▸ TASK TO CARRY OUT: Repeat every line of the data exactly, but not the pictures.

▸ Raw records:
---*---

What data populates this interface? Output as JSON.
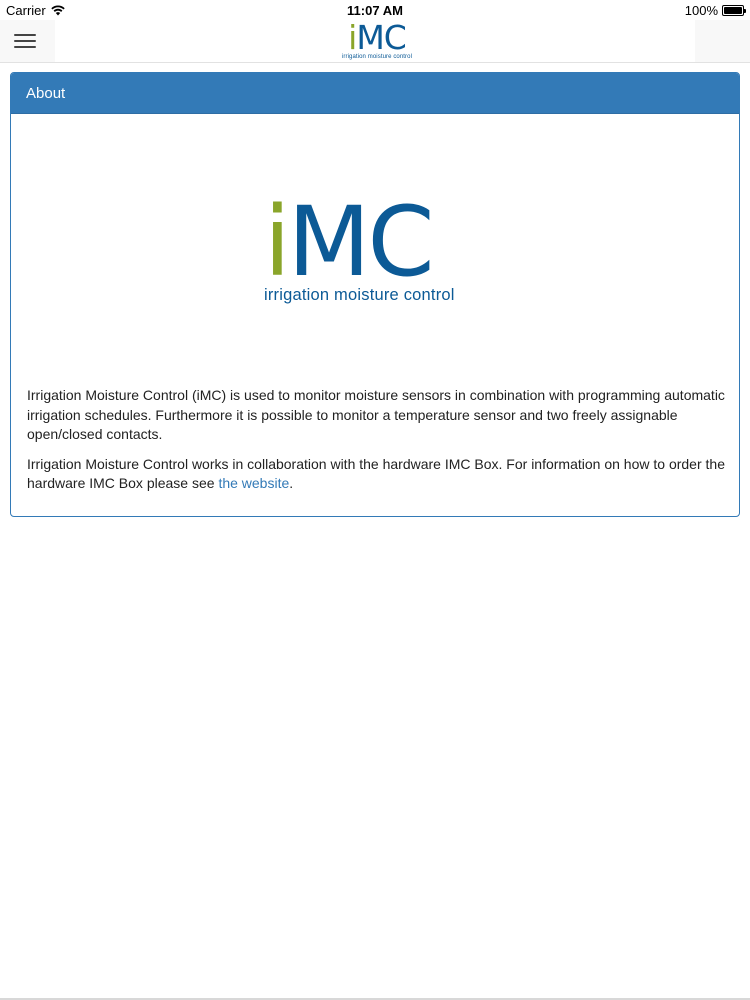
{
  "status_bar": {
    "carrier": "Carrier",
    "time": "11:07 AM",
    "battery": "100%",
    "battery_level": 1.0
  },
  "navbar": {
    "logo_i": "i",
    "logo_mc": "MC",
    "logo_tagline": "irrigation moisture control",
    "menu_icon": "hamburger-icon"
  },
  "panel": {
    "title": "About",
    "logo_i": "i",
    "logo_mc": "MC",
    "logo_tagline": "irrigation moisture control",
    "paragraph1": "Irrigation Moisture Control (iMC) is used to monitor moisture sensors in combination with programming automatic irrigation schedules. Furthermore it is possible to monitor a temperature sensor and two freely assignable open/closed contacts.",
    "paragraph2_before": "Irrigation Moisture Control works in collaboration with the hardware IMC Box. For information on how to order the hardware IMC Box please see ",
    "paragraph2_link": "the website",
    "paragraph2_after": "."
  },
  "colors": {
    "panel_primary": "#337ab7",
    "logo_green": "#8aa52a",
    "logo_blue": "#0c5a96"
  }
}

---*---

▸ RESPONSE TO THE EXERCISE:
What data populates this interface? Output as JSON.
{
  "status_bar": {
    "carrier": "Carrier",
    "time": "11:07 AM",
    "battery": "100%",
    "battery_level": 1.0
  },
  "navbar": {
    "logo_i": "i",
    "logo_mc": "MC",
    "logo_tagline": "irrigation moisture control",
    "menu_icon": "hamburger-icon"
  },
  "panel": {
    "title": "About",
    "logo_i": "i",
    "logo_mc": "MC",
    "logo_tagline": "irrigation moisture control",
    "paragraph1": "Irrigation Moisture Control (iMC) is used to monitor moisture sensors in combination with programming automatic irrigation schedules. Furthermore it is possible to monitor a temperature sensor and two freely assignable open/closed contacts.",
    "paragraph2_before": "Irrigation Moisture Control works in collaboration with the hardware IMC Box. For information on how to order the hardware IMC Box please see ",
    "paragraph2_link": "the website",
    "paragraph2_after": "."
  },
  "colors": {
    "panel_primary": "#337ab7",
    "logo_green": "#8aa52a",
    "logo_blue": "#0c5a96"
  }
}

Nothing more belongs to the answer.